* GIVEN INSTRUCTION
Reproduce the listing word for word. Skip any image.

(Figure data in JSON)
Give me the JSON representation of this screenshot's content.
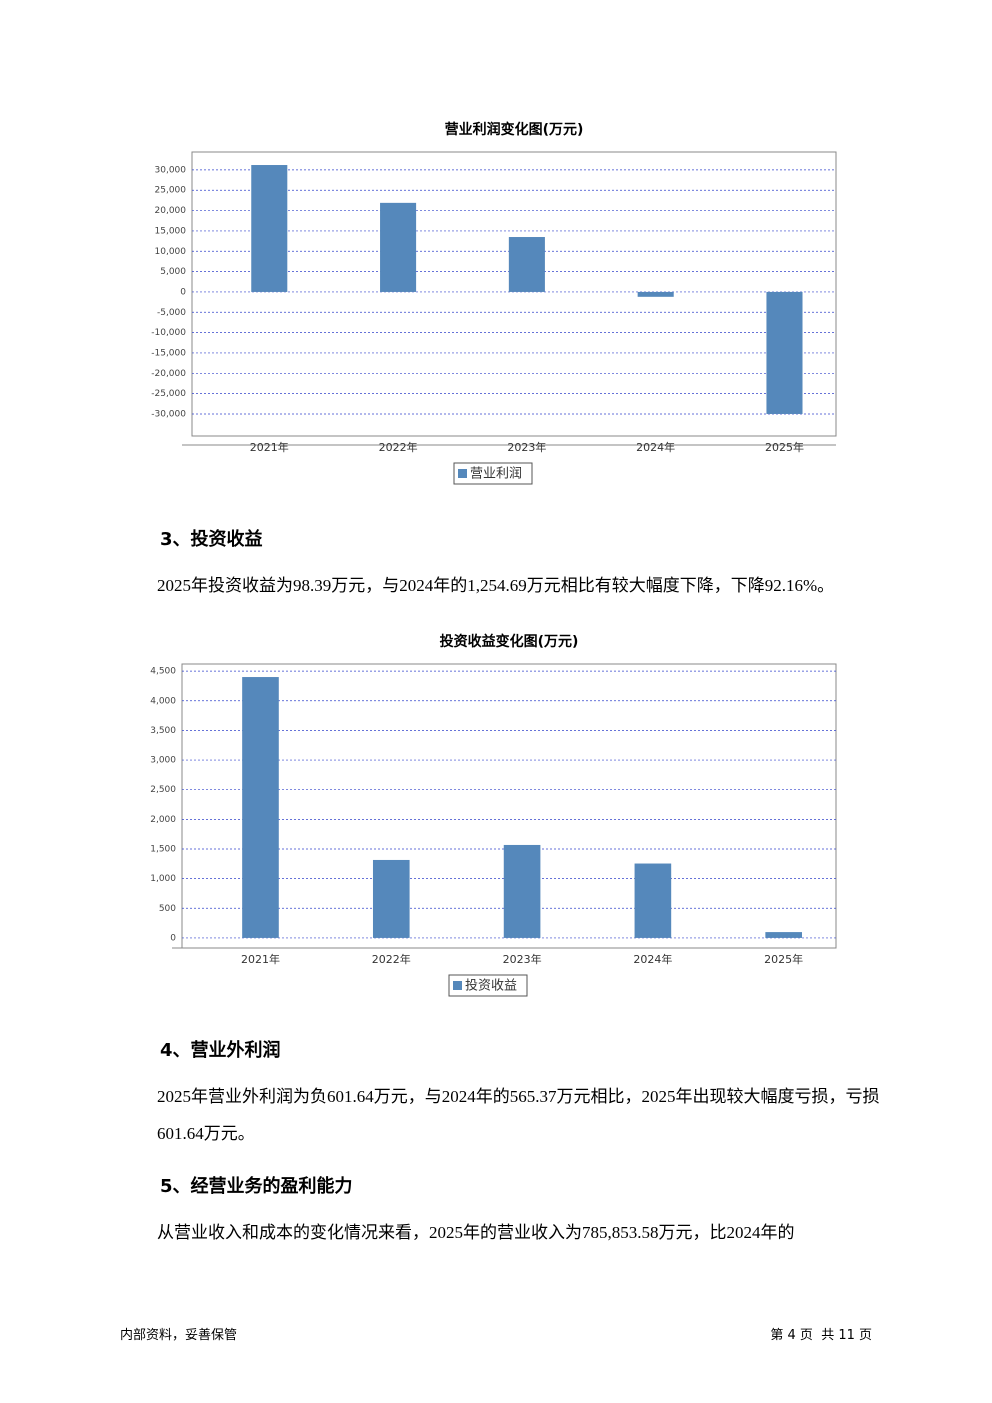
{
  "chart_data": [
    {
      "type": "bar",
      "title": "营业利润变化图(万元)",
      "categories": [
        "2021年",
        "2022年",
        "2023年",
        "2024年",
        "2025年"
      ],
      "series": [
        {
          "name": "营业利润",
          "color": "#5588bb",
          "values": [
            31200,
            21900,
            13500,
            -1200,
            -30000
          ]
        }
      ],
      "ylim": [
        -33200,
        34400
      ],
      "yticks": [
        {
          "value": 30000,
          "label": "30,000"
        },
        {
          "value": 25000,
          "label": "25,000"
        },
        {
          "value": 20000,
          "label": "20,000"
        },
        {
          "value": 15000,
          "label": "15,000"
        },
        {
          "value": 10000,
          "label": "10,000"
        },
        {
          "value": 5000,
          "label": "5,000"
        },
        0,
        {
          "value": -5000,
          "label": "-5,000"
        },
        {
          "value": -10000,
          "label": "-10,000"
        },
        {
          "value": -15000,
          "label": "-15,000"
        },
        {
          "value": -20000,
          "label": "-20,000"
        },
        {
          "value": -25000,
          "label": "-25,000"
        },
        {
          "value": -30000,
          "label": "-30,000"
        }
      ],
      "grid": true,
      "legend": "bottom"
    },
    {
      "type": "bar",
      "title": "投资收益变化图(万元)",
      "categories": [
        "2021年",
        "2022年",
        "2023年",
        "2024年",
        "2025年"
      ],
      "series": [
        {
          "name": "投资收益",
          "color": "#5588bb",
          "values": [
            4400,
            1315,
            1568,
            1254.69,
            98.39
          ]
        }
      ],
      "ylim": [
        -170,
        4620
      ],
      "yticks": [
        0,
        500,
        {
          "value": 1000,
          "label": "1,000"
        },
        {
          "value": 1500,
          "label": "1,500"
        },
        {
          "value": 2000,
          "label": "2,000"
        },
        {
          "value": 2500,
          "label": "2,500"
        },
        {
          "value": 3000,
          "label": "3,000"
        },
        {
          "value": 3500,
          "label": "3,500"
        },
        {
          "value": 4000,
          "label": "4,000"
        },
        {
          "value": 4500,
          "label": "4,500"
        }
      ],
      "grid": true,
      "legend": "bottom"
    }
  ],
  "sections": [
    {
      "heading": "3、投资收益",
      "paragraph": "2025年投资收益为98.39万元，与2024年的1,254.69万元相比有较大幅度下降，下降92.16%。"
    },
    {
      "heading": "4、营业外利润",
      "paragraph": "2025年营业外利润为负601.64万元，与2024年的565.37万元相比，2025年出现较大幅度亏损，亏损601.64万元。"
    },
    {
      "heading": "5、经营业务的盈利能力",
      "paragraph": "从营业收入和成本的变化情况来看，2025年的营业收入为785,853.58万元，比2024年的"
    }
  ],
  "footer": {
    "left": "内部资料，妥善保管",
    "right": "第 4 页  共 11 页"
  }
}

* TASK OUTPUT
Give me the JSON representation of this screenshot's content.
{
  "chart_data": [
    {
      "type": "bar",
      "title": "营业利润变化图(万元)",
      "categories": [
        "2021年",
        "2022年",
        "2023年",
        "2024年",
        "2025年"
      ],
      "series": [
        {
          "name": "营业利润",
          "color": "#5588bb",
          "values": [
            31200,
            21900,
            13500,
            -1200,
            -30000
          ]
        }
      ],
      "ylim": [
        -33200,
        34400
      ],
      "yticks": [
        {
          "value": 30000,
          "label": "30,000"
        },
        {
          "value": 25000,
          "label": "25,000"
        },
        {
          "value": 20000,
          "label": "20,000"
        },
        {
          "value": 15000,
          "label": "15,000"
        },
        {
          "value": 10000,
          "label": "10,000"
        },
        {
          "value": 5000,
          "label": "5,000"
        },
        0,
        {
          "value": -5000,
          "label": "-5,000"
        },
        {
          "value": -10000,
          "label": "-10,000"
        },
        {
          "value": -15000,
          "label": "-15,000"
        },
        {
          "value": -20000,
          "label": "-20,000"
        },
        {
          "value": -25000,
          "label": "-25,000"
        },
        {
          "value": -30000,
          "label": "-30,000"
        }
      ],
      "grid": true,
      "legend": "bottom"
    },
    {
      "type": "bar",
      "title": "投资收益变化图(万元)",
      "categories": [
        "2021年",
        "2022年",
        "2023年",
        "2024年",
        "2025年"
      ],
      "series": [
        {
          "name": "投资收益",
          "color": "#5588bb",
          "values": [
            4400,
            1315,
            1568,
            1254.69,
            98.39
          ]
        }
      ],
      "ylim": [
        -170,
        4620
      ],
      "yticks": [
        0,
        500,
        {
          "value": 1000,
          "label": "1,000"
        },
        {
          "value": 1500,
          "label": "1,500"
        },
        {
          "value": 2000,
          "label": "2,000"
        },
        {
          "value": 2500,
          "label": "2,500"
        },
        {
          "value": 3000,
          "label": "3,000"
        },
        {
          "value": 3500,
          "label": "3,500"
        },
        {
          "value": 4000,
          "label": "4,000"
        },
        {
          "value": 4500,
          "label": "4,500"
        }
      ],
      "grid": true,
      "legend": "bottom"
    }
  ],
  "sections": [
    {
      "heading": "3、投资收益",
      "paragraph": "2025年投资收益为98.39万元，与2024年的1,254.69万元相比有较大幅度下降，下降92.16%。"
    },
    {
      "heading": "4、营业外利润",
      "paragraph": "2025年营业外利润为负601.64万元，与2024年的565.37万元相比，2025年出现较大幅度亏损，亏损601.64万元。"
    },
    {
      "heading": "5、经营业务的盈利能力",
      "paragraph": "从营业收入和成本的变化情况来看，2025年的营业收入为785,853.58万元，比2024年的"
    }
  ],
  "footer": {
    "left": "内部资料，妥善保管",
    "right": "第 4 页  共 11 页"
  }
}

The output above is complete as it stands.